● **STATED PROBLEM**:
Your task is to output the listing word for word, with pictures excluded.
--- Begin DATASET RECORDS ---
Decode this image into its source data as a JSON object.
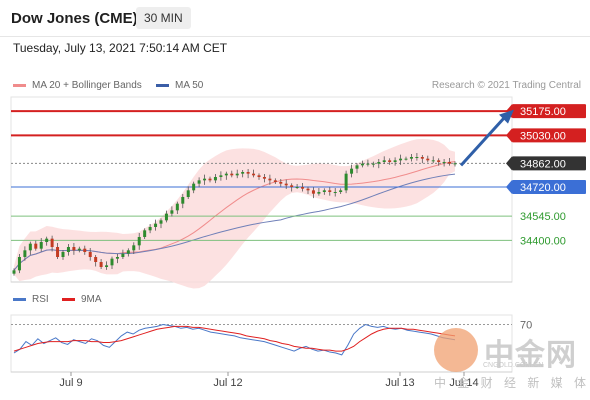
{
  "header": {
    "title": "Dow Jones (CME)",
    "timeframe": "30 MIN",
    "timestamp": "Tuesday, July 13, 2021 7:50:14 AM CET"
  },
  "legend": {
    "ma20": "MA 20 + Bollinger Bands",
    "ma50": "MA 50",
    "ma20_color": "#f08c8c",
    "ma50_color": "#3b5ea7"
  },
  "research": "Research © 2021 Trading Central",
  "rsi_legend": {
    "rsi": "RSI",
    "ma9": "9MA",
    "rsi_color": "#4a78c8",
    "ma9_color": "#e02020"
  },
  "watermark": {
    "name": "中金网",
    "sub": "中 金 财 经 新 媒 体",
    "url": "CNGOLD.COM.CN"
  },
  "chart_data": [
    {
      "type": "line",
      "subtype": "candlestick with levels",
      "ylim": [
        34150,
        35260
      ],
      "x_ticks": [
        "Jul 9",
        "Jul 12",
        "Jul 13",
        "Jul 14"
      ],
      "levels": [
        {
          "label": "35175.00",
          "value": 35175,
          "kind": "resistance",
          "color": "#d42020"
        },
        {
          "label": "35030.00",
          "value": 35030,
          "kind": "resistance",
          "color": "#d42020"
        },
        {
          "label": "34862.00",
          "value": 34862,
          "kind": "last price",
          "color": "#333333"
        },
        {
          "label": "34720.00",
          "value": 34720,
          "kind": "pivot",
          "color": "#3b6fd6"
        },
        {
          "label": "34545.00",
          "value": 34545,
          "kind": "support",
          "color": "#2e9a2e"
        },
        {
          "label": "34400.00",
          "value": 34400,
          "kind": "support",
          "color": "#2e9a2e"
        }
      ],
      "arrow": {
        "from": 34850,
        "to": 35160,
        "direction": "up"
      },
      "series": [
        {
          "values": [
            34220,
            34300,
            34340,
            34380,
            34350,
            34390,
            34410,
            34360,
            34300,
            34330,
            34360,
            34340,
            34350,
            34330,
            34300,
            34270,
            34240,
            34250,
            34290,
            34300,
            34320,
            34340,
            34370,
            34420,
            34460,
            34480,
            34500,
            34520,
            34560,
            34580,
            34620,
            34660,
            34700,
            34740,
            34760,
            34770,
            34760,
            34780,
            34790,
            34800,
            34790,
            34800,
            34810,
            34800,
            34790,
            34780,
            34770,
            34760,
            34750,
            34740,
            34730,
            34720,
            34720,
            34710,
            34700,
            34680,
            34690,
            34700,
            34690,
            34690,
            34700,
            34800,
            34830,
            34850,
            34860,
            34860,
            34860,
            34870,
            34880,
            34870,
            34880,
            34890,
            34890,
            34900,
            34900,
            34890,
            34880,
            34880,
            34870,
            34870,
            34860,
            34862
          ]
        }
      ]
    },
    {
      "type": "line",
      "title": "RSI",
      "ylim": [
        20,
        80
      ],
      "y_ticks": [
        70
      ],
      "series": [
        {
          "name": "RSI",
          "values": [
            40,
            44,
            52,
            48,
            55,
            50,
            53,
            56,
            51,
            49,
            54,
            52,
            50,
            55,
            53,
            48,
            46,
            52,
            58,
            62,
            60,
            64,
            66,
            67,
            68,
            70,
            69,
            68,
            66,
            67,
            65,
            66,
            64,
            62,
            61,
            60,
            59,
            58,
            56,
            55,
            54,
            53,
            52,
            50,
            48,
            46,
            44,
            42,
            45,
            47,
            44,
            42,
            43,
            41,
            40,
            38,
            48,
            60,
            66,
            70,
            68,
            67,
            68,
            66,
            65,
            66,
            64,
            63,
            62,
            61,
            60,
            58,
            56,
            55,
            54
          ]
        },
        {
          "name": "9MA",
          "values": [
            42,
            44,
            46,
            48,
            50,
            51,
            52,
            52,
            52,
            52,
            53,
            53,
            53,
            52,
            52,
            51,
            51,
            52,
            53,
            55,
            57,
            59,
            61,
            63,
            65,
            66,
            67,
            68,
            68,
            68,
            67,
            67,
            66,
            65,
            64,
            63,
            62,
            61,
            60,
            58,
            57,
            56,
            55,
            53,
            52,
            50,
            49,
            47,
            46,
            45,
            45,
            44,
            43,
            43,
            42,
            42,
            44,
            47,
            52,
            56,
            60,
            63,
            65,
            66,
            66,
            66,
            65,
            65,
            64,
            63,
            62,
            61,
            60,
            59,
            58
          ]
        }
      ]
    }
  ]
}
--- End DATASET RECORDS ---
● **TASK ANSWER**:
Decode this image into its source data as a JSON object.
{
  "header": {
    "title": "Dow Jones (CME)",
    "timeframe": "30 MIN",
    "timestamp": "Tuesday, July 13, 2021 7:50:14 AM CET"
  },
  "legend": {
    "ma20": "MA 20 + Bollinger Bands",
    "ma50": "MA 50",
    "ma20_color": "#f08c8c",
    "ma50_color": "#3b5ea7"
  },
  "research": "Research © 2021 Trading Central",
  "rsi_legend": {
    "rsi": "RSI",
    "ma9": "9MA",
    "rsi_color": "#4a78c8",
    "ma9_color": "#e02020"
  },
  "watermark": {
    "name": "中金网",
    "sub": "中 金 财 经 新 媒 体",
    "url": "CNGOLD.COM.CN"
  },
  "chart_data": [
    {
      "type": "line",
      "subtype": "candlestick with levels",
      "ylim": [
        34150,
        35260
      ],
      "x_ticks": [
        "Jul 9",
        "Jul 12",
        "Jul 13",
        "Jul 14"
      ],
      "levels": [
        {
          "label": "35175.00",
          "value": 35175,
          "kind": "resistance",
          "color": "#d42020"
        },
        {
          "label": "35030.00",
          "value": 35030,
          "kind": "resistance",
          "color": "#d42020"
        },
        {
          "label": "34862.00",
          "value": 34862,
          "kind": "last price",
          "color": "#333333"
        },
        {
          "label": "34720.00",
          "value": 34720,
          "kind": "pivot",
          "color": "#3b6fd6"
        },
        {
          "label": "34545.00",
          "value": 34545,
          "kind": "support",
          "color": "#2e9a2e"
        },
        {
          "label": "34400.00",
          "value": 34400,
          "kind": "support",
          "color": "#2e9a2e"
        }
      ],
      "arrow": {
        "from": 34850,
        "to": 35160,
        "direction": "up"
      },
      "series": [
        {
          "values": [
            34220,
            34300,
            34340,
            34380,
            34350,
            34390,
            34410,
            34360,
            34300,
            34330,
            34360,
            34340,
            34350,
            34330,
            34300,
            34270,
            34240,
            34250,
            34290,
            34300,
            34320,
            34340,
            34370,
            34420,
            34460,
            34480,
            34500,
            34520,
            34560,
            34580,
            34620,
            34660,
            34700,
            34740,
            34760,
            34770,
            34760,
            34780,
            34790,
            34800,
            34790,
            34800,
            34810,
            34800,
            34790,
            34780,
            34770,
            34760,
            34750,
            34740,
            34730,
            34720,
            34720,
            34710,
            34700,
            34680,
            34690,
            34700,
            34690,
            34690,
            34700,
            34800,
            34830,
            34850,
            34860,
            34860,
            34860,
            34870,
            34880,
            34870,
            34880,
            34890,
            34890,
            34900,
            34900,
            34890,
            34880,
            34880,
            34870,
            34870,
            34860,
            34862
          ]
        }
      ]
    },
    {
      "type": "line",
      "title": "RSI",
      "ylim": [
        20,
        80
      ],
      "y_ticks": [
        70
      ],
      "series": [
        {
          "name": "RSI",
          "values": [
            40,
            44,
            52,
            48,
            55,
            50,
            53,
            56,
            51,
            49,
            54,
            52,
            50,
            55,
            53,
            48,
            46,
            52,
            58,
            62,
            60,
            64,
            66,
            67,
            68,
            70,
            69,
            68,
            66,
            67,
            65,
            66,
            64,
            62,
            61,
            60,
            59,
            58,
            56,
            55,
            54,
            53,
            52,
            50,
            48,
            46,
            44,
            42,
            45,
            47,
            44,
            42,
            43,
            41,
            40,
            38,
            48,
            60,
            66,
            70,
            68,
            67,
            68,
            66,
            65,
            66,
            64,
            63,
            62,
            61,
            60,
            58,
            56,
            55,
            54
          ]
        },
        {
          "name": "9MA",
          "values": [
            42,
            44,
            46,
            48,
            50,
            51,
            52,
            52,
            52,
            52,
            53,
            53,
            53,
            52,
            52,
            51,
            51,
            52,
            53,
            55,
            57,
            59,
            61,
            63,
            65,
            66,
            67,
            68,
            68,
            68,
            67,
            67,
            66,
            65,
            64,
            63,
            62,
            61,
            60,
            58,
            57,
            56,
            55,
            53,
            52,
            50,
            49,
            47,
            46,
            45,
            45,
            44,
            43,
            43,
            42,
            42,
            44,
            47,
            52,
            56,
            60,
            63,
            65,
            66,
            66,
            66,
            65,
            65,
            64,
            63,
            62,
            61,
            60,
            59,
            58
          ]
        }
      ]
    }
  ]
}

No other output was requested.